Testo fornito –
Non vantarti del domani, perché non sai che cosa può produrre un giorno. (Proverbi 27:1)
Essere al presente in una condizione ideale all’uomo non basta per godere di serenità, spesso il cuore è aggravato riguardo al pensiero del futuro. Le notizie che arrivano al nostro orecchio ogni giorno, ci lasciano turbati e spesso lo spavento si fa strada nei nostri cuori.
Nel nostro mondo, ogni giorno, avvengono fatti sconvolgenti, la nostra vita è in balia di molti eventi che non dipendono neppure dalle nostre decisioni.
Sulla nostra terra i ladri sconficcano e rubano, i mezzi di trasporto sono insicuri e causano troppo spesso lutti. Solo per incidenti stradali ogni anno muoiono migliaia di persone; le malattie peggiori fanno capolino in maniera inaspettata alla vita di molti e alcuni di questi sono persone a noi molto vicine, per non parlare delle guerre, delle epidemie, dei terremoti e di tutti gli altri disastri naturali a cui siamo soggetti.

Cosa farai –
a – Riscrivi tutto il testo sul timore del futuro da "Sulla nostra terra" fino a "cui siamo soggetti.", sostituendo "ladri" con "briganti".
b – Secondo il testo sul timore del futuro, quante persone muoiono ogni anno soltanto per incidenti stradali?
c – Prosegui il testo sul timore del futuro a partire dalla sua ultima frase.
Le voci sono materiale a sé stante, indipendente dal testo.

Contenuto del dataset –

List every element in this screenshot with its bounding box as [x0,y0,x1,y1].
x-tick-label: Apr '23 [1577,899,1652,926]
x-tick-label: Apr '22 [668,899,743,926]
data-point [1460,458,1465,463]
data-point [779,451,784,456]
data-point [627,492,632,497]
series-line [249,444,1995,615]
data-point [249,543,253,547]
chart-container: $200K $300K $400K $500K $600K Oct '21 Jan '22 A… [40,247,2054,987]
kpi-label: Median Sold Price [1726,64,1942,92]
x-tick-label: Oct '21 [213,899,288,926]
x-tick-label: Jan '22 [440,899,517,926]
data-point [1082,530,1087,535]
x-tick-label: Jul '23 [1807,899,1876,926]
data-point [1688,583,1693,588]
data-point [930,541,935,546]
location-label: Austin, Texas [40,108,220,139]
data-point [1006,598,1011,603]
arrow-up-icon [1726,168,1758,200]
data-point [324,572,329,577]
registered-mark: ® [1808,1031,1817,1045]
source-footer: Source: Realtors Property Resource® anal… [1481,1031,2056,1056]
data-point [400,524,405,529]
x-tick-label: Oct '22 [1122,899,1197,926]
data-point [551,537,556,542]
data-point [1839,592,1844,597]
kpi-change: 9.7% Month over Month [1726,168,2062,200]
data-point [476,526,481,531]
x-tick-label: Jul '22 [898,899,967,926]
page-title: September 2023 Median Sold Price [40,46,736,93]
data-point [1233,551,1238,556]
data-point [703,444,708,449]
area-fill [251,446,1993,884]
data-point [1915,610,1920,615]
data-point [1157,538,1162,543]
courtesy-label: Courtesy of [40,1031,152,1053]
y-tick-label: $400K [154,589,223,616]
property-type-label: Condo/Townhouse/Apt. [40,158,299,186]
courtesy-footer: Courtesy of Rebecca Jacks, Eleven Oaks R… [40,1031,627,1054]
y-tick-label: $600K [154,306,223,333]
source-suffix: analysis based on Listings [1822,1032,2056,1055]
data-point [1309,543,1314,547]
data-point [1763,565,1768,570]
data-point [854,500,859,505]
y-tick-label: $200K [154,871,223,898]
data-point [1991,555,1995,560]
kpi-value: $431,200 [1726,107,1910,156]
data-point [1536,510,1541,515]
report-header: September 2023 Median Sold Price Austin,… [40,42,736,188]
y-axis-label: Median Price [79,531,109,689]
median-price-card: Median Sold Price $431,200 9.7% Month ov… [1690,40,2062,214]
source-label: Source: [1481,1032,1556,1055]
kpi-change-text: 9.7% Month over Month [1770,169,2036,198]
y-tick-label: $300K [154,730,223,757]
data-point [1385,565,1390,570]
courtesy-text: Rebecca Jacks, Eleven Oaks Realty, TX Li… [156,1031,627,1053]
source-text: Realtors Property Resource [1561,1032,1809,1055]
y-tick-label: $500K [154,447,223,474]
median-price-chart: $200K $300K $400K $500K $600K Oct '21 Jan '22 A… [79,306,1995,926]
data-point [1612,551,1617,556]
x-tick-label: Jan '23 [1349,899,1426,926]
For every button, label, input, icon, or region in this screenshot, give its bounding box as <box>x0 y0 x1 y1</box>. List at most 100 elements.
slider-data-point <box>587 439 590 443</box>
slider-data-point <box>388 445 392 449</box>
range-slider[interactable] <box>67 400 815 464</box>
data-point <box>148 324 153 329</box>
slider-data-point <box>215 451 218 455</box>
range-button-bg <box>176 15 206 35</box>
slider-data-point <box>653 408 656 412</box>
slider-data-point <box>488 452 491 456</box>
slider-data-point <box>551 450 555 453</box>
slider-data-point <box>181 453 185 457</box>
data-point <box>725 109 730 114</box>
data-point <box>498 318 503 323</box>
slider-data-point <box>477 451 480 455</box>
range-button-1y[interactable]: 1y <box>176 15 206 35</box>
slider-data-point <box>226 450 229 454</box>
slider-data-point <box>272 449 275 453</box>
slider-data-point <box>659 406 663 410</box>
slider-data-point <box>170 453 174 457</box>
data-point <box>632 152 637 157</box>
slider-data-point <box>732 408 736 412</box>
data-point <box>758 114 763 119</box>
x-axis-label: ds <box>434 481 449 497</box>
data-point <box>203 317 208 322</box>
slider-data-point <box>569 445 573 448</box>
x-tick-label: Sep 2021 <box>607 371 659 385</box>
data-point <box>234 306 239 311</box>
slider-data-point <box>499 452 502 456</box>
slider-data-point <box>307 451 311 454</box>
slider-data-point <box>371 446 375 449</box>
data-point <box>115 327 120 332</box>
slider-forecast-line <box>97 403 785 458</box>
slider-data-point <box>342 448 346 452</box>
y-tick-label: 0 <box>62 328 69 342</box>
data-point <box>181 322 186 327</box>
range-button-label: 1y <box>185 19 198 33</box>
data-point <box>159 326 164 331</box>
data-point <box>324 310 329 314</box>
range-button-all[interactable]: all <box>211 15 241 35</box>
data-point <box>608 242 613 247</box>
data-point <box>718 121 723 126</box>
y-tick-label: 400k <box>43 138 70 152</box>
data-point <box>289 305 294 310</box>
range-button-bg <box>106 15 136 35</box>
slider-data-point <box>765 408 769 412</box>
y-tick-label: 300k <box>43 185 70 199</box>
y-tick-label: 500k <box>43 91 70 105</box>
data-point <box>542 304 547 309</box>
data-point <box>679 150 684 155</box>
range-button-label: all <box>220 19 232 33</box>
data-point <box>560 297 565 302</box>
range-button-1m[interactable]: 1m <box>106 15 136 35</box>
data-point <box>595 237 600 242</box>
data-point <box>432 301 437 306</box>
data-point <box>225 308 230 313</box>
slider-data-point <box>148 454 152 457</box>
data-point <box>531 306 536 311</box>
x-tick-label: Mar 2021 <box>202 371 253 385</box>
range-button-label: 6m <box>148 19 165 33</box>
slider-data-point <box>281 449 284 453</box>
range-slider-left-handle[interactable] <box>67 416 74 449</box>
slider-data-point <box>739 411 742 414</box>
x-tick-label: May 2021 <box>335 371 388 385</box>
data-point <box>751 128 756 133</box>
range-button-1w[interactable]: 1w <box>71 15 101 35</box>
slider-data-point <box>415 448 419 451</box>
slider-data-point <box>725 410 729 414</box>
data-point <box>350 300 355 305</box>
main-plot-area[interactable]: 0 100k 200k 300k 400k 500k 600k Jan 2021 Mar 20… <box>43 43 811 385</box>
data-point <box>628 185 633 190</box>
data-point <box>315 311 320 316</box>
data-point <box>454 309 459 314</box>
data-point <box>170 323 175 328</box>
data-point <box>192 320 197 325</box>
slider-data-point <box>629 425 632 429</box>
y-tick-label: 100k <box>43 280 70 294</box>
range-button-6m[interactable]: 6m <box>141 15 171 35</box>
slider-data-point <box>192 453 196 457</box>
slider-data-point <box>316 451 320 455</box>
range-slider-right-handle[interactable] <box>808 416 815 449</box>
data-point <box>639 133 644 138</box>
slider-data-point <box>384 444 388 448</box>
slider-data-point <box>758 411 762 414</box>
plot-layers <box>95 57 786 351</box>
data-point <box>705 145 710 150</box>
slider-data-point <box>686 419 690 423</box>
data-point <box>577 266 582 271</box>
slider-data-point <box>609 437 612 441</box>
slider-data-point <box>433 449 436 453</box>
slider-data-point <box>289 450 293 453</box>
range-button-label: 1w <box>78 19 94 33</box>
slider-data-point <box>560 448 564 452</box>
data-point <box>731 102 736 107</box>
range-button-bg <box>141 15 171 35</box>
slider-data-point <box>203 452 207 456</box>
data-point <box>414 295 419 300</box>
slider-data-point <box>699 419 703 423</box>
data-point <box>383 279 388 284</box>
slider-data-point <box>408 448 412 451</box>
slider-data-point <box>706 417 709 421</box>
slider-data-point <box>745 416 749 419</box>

Risposte ai compiti –
a –
Sulla nostra terra i briganti sconficcano e rubano, i mezzi di trasporto sono insicuri e causano troppo spesso lutti. Solo per incidenti stradali ogni anno muoiono migliaia di persone; le malattie peggiori fanno capolino in maniera inaspettata alla vita di molti e alcuni di questi sono persone a noi molto vicine, per non parlare delle guerre, delle epidemie, dei terremoti e di tutti gli altri disastri naturali a cui siamo soggetti.

b – Migliaia di persone.

c –
Tutto questo è un invito a riflettere sulla fragilità della nostra vita terrena, è un invito a trovare rifugio in Colui che può garantirci un futuro meraviglioso.
Gesù ha detto: “Venite a me, voi tutti che siete travagliati e aggravati, ed io vi darò riposo.” (Matteo 11:28)
Egli è venuto dal cielo per garantirci un futuro, Egli è morto sulla croce per liberarci da ogni paura, se oggi Lo cerchiamo con tutto il cuore sentiremo scendere nel nostro cuore la pace di Dio e non solo gioiremo vivendo il presente, ma saremo inondati dal desiderio di andare incontro al futuro che Egli ha preparato per tutti quello che L’amano.